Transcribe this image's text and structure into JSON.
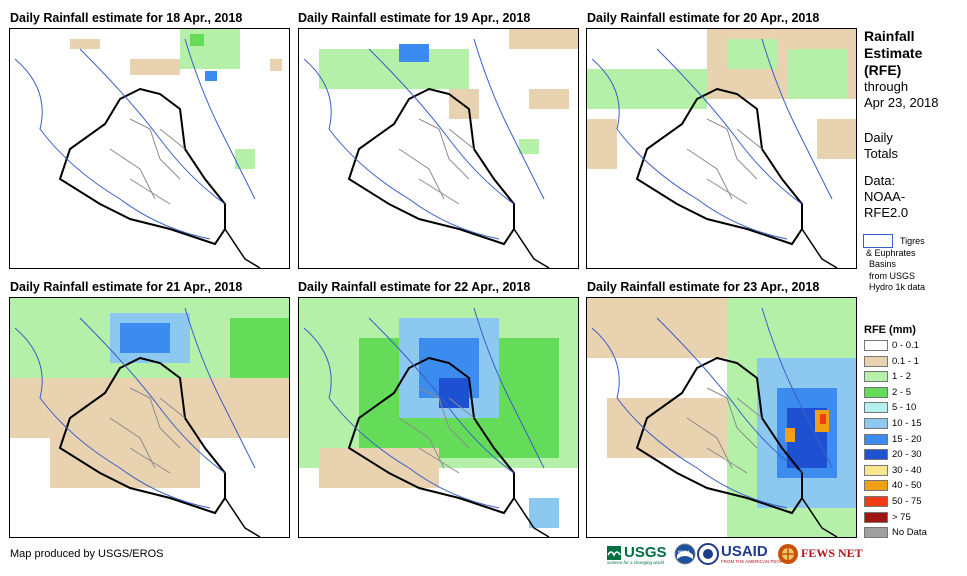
{
  "panels": [
    {
      "title": "Daily Rainfall estimate for 18 Apr., 2018"
    },
    {
      "title": "Daily Rainfall estimate for 19 Apr., 2018"
    },
    {
      "title": "Daily Rainfall estimate for 20 Apr., 2018"
    },
    {
      "title": "Daily Rainfall estimate for 21 Apr., 2018"
    },
    {
      "title": "Daily Rainfall estimate for 22 Apr., 2018"
    },
    {
      "title": "Daily Rainfall estimate for 23 Apr., 2018"
    }
  ],
  "sidebar": {
    "heading_line1": "Rainfall",
    "heading_line2": "Estimate",
    "heading_line3": "(RFE)",
    "through": "through",
    "date": "Apr 23, 2018",
    "daily": "Daily",
    "totals": "Totals",
    "data_label": "Data:",
    "data_src1": "NOAA-",
    "data_src2": "RFE2.0",
    "basin_line1": "Tigres",
    "basin_line2": "& Euphrates",
    "basin_line3": "Basins",
    "basin_line4": "from USGS",
    "basin_line5": "Hydro 1k data"
  },
  "legend": {
    "title": "RFE (mm)",
    "items": [
      {
        "label": "0 - 0.1",
        "color": "#ffffff"
      },
      {
        "label": "0.1 - 1",
        "color": "#e8d2b0"
      },
      {
        "label": "1 - 2",
        "color": "#b4f0a8"
      },
      {
        "label": "2 - 5",
        "color": "#64dc5a"
      },
      {
        "label": "5 - 10",
        "color": "#b4f0f0"
      },
      {
        "label": "10 - 15",
        "color": "#8cc8f0"
      },
      {
        "label": "15 - 20",
        "color": "#3c8cf0"
      },
      {
        "label": "20 - 30",
        "color": "#1e50d2"
      },
      {
        "label": "30 - 40",
        "color": "#fae68c"
      },
      {
        "label": "40 - 50",
        "color": "#f0a014"
      },
      {
        "label": "50 - 75",
        "color": "#f03c14"
      },
      {
        "label": "> 75",
        "color": "#a01414"
      },
      {
        "label": "No Data",
        "color": "#a0a0a0"
      }
    ]
  },
  "footer": {
    "credit": "Map produced by USGS/EROS",
    "logo_usgs": "USGS",
    "logo_usgs_tagline": "science for a changing world",
    "logo_noaa": "NOAA",
    "logo_usaid": "USAID",
    "logo_usaid_tagline": "FROM THE AMERICAN PEOPLE",
    "logo_fews": "FEWS NET"
  },
  "colors": {
    "country_border": "#000000",
    "province_border": "#8c8c8c",
    "rivers": "#3a5fc8"
  }
}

■ ■ ■

## What you have to do:
Copy out each record shown above without alteration, skipping any picture.

## Final result:
Transcribe this image's text and structure into JSON.
{
  "panels": [
    {
      "title": "Daily Rainfall estimate for 18 Apr., 2018"
    },
    {
      "title": "Daily Rainfall estimate for 19 Apr., 2018"
    },
    {
      "title": "Daily Rainfall estimate for 20 Apr., 2018"
    },
    {
      "title": "Daily Rainfall estimate for 21 Apr., 2018"
    },
    {
      "title": "Daily Rainfall estimate for 22 Apr., 2018"
    },
    {
      "title": "Daily Rainfall estimate for 23 Apr., 2018"
    }
  ],
  "sidebar": {
    "heading_line1": "Rainfall",
    "heading_line2": "Estimate",
    "heading_line3": "(RFE)",
    "through": "through",
    "date": "Apr 23, 2018",
    "daily": "Daily",
    "totals": "Totals",
    "data_label": "Data:",
    "data_src1": "NOAA-",
    "data_src2": "RFE2.0",
    "basin_line1": "Tigres",
    "basin_line2": "& Euphrates",
    "basin_line3": "Basins",
    "basin_line4": "from USGS",
    "basin_line5": "Hydro 1k data"
  },
  "legend": {
    "title": "RFE (mm)",
    "items": [
      {
        "label": "0 - 0.1",
        "color": "#ffffff"
      },
      {
        "label": "0.1 - 1",
        "color": "#e8d2b0"
      },
      {
        "label": "1 - 2",
        "color": "#b4f0a8"
      },
      {
        "label": "2 - 5",
        "color": "#64dc5a"
      },
      {
        "label": "5 - 10",
        "color": "#b4f0f0"
      },
      {
        "label": "10 - 15",
        "color": "#8cc8f0"
      },
      {
        "label": "15 - 20",
        "color": "#3c8cf0"
      },
      {
        "label": "20 - 30",
        "color": "#1e50d2"
      },
      {
        "label": "30 - 40",
        "color": "#fae68c"
      },
      {
        "label": "40 - 50",
        "color": "#f0a014"
      },
      {
        "label": "50 - 75",
        "color": "#f03c14"
      },
      {
        "label": "> 75",
        "color": "#a01414"
      },
      {
        "label": "No Data",
        "color": "#a0a0a0"
      }
    ]
  },
  "footer": {
    "credit": "Map produced by USGS/EROS",
    "logo_usgs": "USGS",
    "logo_usgs_tagline": "science for a changing world",
    "logo_noaa": "NOAA",
    "logo_usaid": "USAID",
    "logo_usaid_tagline": "FROM THE AMERICAN PEOPLE",
    "logo_fews": "FEWS NET"
  },
  "colors": {
    "country_border": "#000000",
    "province_border": "#8c8c8c",
    "rivers": "#3a5fc8"
  }
}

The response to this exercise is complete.